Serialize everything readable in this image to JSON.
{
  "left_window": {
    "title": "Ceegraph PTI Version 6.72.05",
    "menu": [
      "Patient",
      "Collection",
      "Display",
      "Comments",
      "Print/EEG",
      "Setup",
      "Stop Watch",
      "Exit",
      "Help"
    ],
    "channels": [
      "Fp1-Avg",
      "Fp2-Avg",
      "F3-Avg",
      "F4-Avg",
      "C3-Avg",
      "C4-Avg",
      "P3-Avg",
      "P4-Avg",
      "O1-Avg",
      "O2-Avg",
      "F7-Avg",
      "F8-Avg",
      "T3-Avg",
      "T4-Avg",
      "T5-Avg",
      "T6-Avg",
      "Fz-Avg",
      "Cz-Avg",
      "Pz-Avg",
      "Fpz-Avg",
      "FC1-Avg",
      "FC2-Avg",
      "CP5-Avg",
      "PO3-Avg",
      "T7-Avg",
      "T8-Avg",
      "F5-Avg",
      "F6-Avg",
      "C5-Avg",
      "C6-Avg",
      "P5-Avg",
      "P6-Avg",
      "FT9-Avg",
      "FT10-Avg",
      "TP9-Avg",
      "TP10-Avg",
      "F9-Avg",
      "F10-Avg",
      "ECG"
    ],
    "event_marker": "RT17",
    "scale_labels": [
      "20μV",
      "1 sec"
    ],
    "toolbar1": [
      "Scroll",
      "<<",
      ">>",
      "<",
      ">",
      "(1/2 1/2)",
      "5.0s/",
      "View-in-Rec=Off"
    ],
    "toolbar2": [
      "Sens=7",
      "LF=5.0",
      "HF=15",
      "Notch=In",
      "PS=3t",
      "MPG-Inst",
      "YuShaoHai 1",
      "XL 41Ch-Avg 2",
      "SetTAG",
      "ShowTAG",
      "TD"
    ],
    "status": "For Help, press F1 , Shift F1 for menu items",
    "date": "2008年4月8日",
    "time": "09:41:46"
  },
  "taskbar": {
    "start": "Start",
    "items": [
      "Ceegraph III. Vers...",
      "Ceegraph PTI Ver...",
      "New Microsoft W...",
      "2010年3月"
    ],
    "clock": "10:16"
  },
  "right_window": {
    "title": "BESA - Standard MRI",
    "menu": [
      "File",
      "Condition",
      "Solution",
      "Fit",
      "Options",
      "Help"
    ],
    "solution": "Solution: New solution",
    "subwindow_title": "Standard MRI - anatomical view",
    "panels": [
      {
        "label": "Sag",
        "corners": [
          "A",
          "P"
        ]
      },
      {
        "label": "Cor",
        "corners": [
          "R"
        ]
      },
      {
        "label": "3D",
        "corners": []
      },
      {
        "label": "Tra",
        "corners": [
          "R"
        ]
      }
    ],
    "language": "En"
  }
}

--

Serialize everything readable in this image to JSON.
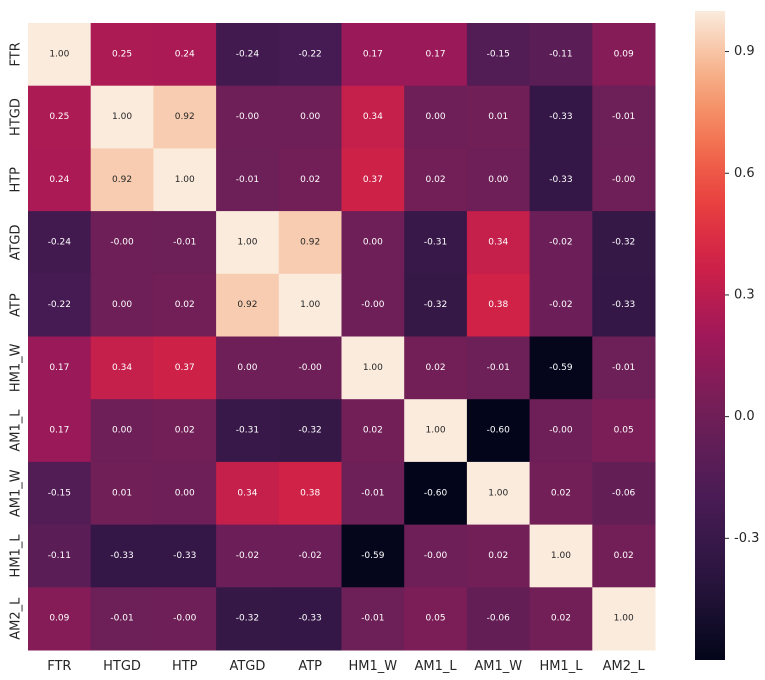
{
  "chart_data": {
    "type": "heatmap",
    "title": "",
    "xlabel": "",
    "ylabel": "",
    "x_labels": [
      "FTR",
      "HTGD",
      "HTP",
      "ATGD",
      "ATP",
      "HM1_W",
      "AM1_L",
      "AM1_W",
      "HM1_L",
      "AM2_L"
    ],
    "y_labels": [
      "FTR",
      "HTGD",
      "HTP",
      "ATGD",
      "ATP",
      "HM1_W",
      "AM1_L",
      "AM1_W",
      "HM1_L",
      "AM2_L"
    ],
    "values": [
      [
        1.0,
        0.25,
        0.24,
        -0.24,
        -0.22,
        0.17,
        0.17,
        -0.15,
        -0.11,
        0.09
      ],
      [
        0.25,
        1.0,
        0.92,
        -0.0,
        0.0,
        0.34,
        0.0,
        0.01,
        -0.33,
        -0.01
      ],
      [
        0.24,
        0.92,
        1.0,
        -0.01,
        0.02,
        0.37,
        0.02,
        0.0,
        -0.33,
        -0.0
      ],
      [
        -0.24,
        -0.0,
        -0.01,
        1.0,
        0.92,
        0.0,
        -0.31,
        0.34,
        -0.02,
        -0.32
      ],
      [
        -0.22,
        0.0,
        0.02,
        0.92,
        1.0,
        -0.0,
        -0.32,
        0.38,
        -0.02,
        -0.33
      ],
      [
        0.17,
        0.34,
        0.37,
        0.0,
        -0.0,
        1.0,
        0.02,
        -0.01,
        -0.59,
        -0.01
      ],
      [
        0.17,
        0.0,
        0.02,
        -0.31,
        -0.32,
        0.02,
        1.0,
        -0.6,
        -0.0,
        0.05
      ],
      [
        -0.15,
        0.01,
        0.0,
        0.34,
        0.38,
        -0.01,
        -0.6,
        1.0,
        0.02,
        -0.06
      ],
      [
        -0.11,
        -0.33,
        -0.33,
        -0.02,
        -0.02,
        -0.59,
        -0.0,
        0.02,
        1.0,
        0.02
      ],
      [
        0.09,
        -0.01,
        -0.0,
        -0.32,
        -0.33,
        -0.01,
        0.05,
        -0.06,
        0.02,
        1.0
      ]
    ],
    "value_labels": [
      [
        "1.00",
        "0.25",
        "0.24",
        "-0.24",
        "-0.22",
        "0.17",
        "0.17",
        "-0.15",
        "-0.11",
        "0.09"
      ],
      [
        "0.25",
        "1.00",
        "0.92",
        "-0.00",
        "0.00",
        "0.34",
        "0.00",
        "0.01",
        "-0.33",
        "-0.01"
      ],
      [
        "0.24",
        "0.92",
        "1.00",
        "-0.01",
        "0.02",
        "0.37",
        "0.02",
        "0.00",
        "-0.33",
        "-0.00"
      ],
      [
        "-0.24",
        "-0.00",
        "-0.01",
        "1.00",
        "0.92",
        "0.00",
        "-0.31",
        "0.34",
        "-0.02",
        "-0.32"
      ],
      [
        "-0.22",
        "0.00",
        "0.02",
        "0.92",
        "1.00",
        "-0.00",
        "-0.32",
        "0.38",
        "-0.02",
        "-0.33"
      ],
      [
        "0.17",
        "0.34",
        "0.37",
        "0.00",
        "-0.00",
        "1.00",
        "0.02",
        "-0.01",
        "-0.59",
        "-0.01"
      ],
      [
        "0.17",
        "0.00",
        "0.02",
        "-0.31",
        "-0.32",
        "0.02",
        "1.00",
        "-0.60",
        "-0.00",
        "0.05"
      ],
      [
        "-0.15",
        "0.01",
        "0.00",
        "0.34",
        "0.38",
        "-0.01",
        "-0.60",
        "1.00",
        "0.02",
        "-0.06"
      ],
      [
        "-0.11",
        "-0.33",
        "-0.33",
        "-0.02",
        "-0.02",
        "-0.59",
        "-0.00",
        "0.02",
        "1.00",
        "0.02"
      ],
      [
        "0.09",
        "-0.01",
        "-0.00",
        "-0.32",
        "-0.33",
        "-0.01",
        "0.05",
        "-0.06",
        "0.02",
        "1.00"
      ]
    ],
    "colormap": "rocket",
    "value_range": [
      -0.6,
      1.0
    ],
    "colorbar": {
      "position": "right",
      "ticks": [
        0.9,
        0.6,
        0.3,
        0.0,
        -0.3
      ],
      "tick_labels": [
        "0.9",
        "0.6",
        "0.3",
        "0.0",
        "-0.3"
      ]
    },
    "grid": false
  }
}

To be done: Look through the entries above for the word "items". Copy every line where it shows up.

Written answer:
    "status": "For Help, press F1 , Shift F1 for menu items",
    "items": [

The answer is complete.